**GIVEN PROBLEM**
Find and copy every line in the records that includes the string "όταν".

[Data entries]
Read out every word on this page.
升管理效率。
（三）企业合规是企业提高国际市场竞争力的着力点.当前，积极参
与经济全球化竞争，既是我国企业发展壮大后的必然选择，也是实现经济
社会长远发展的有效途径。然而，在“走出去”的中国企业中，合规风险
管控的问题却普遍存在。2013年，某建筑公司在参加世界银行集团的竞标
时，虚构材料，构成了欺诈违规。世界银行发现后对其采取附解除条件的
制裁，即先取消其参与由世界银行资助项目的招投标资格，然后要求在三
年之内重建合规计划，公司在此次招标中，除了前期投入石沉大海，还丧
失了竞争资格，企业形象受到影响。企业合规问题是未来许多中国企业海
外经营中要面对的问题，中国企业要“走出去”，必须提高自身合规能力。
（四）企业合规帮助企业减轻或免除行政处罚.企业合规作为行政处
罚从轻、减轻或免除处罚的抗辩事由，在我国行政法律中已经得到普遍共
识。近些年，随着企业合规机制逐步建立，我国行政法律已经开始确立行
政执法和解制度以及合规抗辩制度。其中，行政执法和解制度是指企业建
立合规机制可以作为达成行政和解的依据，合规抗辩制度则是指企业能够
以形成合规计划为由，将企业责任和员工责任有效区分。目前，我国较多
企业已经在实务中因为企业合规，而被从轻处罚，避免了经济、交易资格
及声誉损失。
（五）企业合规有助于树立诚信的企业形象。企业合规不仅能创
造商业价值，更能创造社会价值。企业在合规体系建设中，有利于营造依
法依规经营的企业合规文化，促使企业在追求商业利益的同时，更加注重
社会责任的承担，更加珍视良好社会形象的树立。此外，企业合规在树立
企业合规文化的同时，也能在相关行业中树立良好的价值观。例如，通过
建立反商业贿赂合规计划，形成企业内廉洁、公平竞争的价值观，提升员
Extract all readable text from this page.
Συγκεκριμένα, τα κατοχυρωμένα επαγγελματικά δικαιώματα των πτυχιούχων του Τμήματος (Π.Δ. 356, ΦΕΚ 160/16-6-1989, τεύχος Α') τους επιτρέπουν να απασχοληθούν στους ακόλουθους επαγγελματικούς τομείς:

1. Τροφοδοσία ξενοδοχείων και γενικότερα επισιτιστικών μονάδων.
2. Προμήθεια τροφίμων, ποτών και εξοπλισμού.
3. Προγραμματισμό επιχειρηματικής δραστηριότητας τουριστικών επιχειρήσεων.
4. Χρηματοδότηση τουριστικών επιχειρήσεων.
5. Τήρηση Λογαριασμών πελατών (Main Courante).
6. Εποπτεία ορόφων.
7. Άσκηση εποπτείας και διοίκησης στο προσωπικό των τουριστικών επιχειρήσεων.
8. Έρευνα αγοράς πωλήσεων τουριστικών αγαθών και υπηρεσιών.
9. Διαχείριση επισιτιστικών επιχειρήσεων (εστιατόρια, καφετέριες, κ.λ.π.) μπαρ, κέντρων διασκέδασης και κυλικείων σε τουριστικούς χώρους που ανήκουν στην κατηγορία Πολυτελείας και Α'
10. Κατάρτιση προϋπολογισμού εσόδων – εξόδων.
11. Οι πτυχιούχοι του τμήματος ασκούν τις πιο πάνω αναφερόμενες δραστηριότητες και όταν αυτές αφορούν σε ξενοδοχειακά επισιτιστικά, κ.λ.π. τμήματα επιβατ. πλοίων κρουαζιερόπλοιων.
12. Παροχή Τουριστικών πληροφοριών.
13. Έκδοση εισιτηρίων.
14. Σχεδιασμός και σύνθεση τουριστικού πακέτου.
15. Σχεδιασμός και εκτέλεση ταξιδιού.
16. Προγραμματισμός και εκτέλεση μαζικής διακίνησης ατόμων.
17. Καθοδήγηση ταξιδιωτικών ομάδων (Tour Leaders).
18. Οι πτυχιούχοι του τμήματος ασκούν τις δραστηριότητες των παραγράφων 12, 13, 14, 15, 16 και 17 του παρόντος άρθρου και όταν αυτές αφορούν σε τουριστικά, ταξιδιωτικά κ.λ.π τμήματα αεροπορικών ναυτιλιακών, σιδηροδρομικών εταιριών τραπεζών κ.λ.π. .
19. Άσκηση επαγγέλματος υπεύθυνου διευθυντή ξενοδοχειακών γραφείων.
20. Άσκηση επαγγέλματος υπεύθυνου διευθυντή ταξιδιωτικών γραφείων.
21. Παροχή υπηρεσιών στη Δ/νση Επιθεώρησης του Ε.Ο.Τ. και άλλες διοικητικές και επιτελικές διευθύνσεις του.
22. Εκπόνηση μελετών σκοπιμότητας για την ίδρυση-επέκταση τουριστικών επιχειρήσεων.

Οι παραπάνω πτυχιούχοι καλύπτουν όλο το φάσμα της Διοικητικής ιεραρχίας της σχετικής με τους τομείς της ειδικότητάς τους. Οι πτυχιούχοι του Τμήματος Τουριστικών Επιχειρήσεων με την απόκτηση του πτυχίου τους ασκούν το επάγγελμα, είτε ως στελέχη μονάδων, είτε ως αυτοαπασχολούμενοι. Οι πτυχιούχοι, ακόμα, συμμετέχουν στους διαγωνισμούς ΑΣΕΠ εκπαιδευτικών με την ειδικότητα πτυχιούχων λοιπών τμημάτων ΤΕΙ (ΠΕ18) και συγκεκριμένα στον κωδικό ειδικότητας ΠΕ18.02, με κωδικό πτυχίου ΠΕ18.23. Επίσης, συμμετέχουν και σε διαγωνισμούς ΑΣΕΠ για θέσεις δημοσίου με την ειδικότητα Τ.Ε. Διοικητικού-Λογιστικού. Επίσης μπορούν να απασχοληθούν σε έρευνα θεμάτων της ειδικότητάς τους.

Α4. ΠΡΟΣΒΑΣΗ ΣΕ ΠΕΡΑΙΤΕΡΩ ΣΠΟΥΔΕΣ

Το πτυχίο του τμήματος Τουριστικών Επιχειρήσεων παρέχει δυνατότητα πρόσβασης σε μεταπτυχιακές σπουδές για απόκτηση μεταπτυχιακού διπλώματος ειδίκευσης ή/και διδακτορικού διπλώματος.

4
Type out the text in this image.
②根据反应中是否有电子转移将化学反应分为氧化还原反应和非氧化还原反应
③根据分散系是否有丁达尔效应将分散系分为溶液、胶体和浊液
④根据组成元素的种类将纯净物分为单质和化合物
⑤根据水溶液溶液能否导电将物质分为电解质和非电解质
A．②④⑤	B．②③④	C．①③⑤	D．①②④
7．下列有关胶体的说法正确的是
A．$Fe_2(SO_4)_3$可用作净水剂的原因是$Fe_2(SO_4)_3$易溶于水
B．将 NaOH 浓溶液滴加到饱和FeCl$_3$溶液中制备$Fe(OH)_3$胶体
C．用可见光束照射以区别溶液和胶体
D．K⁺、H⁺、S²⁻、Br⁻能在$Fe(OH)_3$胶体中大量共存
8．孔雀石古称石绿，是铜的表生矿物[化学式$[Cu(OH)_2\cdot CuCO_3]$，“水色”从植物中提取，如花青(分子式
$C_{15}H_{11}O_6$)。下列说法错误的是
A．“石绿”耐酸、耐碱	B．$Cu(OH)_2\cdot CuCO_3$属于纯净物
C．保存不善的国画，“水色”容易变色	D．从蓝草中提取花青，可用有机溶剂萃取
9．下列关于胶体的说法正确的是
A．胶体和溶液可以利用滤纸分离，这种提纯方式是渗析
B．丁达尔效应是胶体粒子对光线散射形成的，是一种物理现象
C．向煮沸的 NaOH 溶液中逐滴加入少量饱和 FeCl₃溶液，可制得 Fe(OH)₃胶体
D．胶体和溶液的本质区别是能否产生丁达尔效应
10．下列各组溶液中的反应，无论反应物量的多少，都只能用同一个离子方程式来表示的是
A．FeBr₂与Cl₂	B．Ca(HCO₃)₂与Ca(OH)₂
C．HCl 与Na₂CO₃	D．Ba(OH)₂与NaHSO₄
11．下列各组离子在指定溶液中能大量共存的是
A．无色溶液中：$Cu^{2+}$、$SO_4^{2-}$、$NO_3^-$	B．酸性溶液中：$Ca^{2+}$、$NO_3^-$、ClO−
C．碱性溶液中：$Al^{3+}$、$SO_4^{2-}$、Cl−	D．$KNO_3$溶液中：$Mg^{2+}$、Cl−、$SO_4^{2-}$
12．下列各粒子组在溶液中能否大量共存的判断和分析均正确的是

**FULL OUTPUT**
11. Οι πτυχιούχοι του τμήματος ασκούν τις πιο πάνω αναφερόμενες δραστηριότητες και όταν αυτές αφορούν σε ξενοδοχειακά επισιτιστικά, κ.λ.π. τμήματα επιβατ. πλοίων κρουαζιερόπλοιων.
18. Οι πτυχιούχοι του τμήματος ασκούν τις δραστηριότητες των παραγράφων 12, 13, 14, 15, 16 και 17 του παρόντος άρθρου και όταν αυτές αφορούν σε τουριστικά, ταξιδιωτικά κ.λ.π τμήματα αεροπορικών ναυτιλιακών, σιδηροδρομικών εταιριών τραπεζών κ.λ.π. .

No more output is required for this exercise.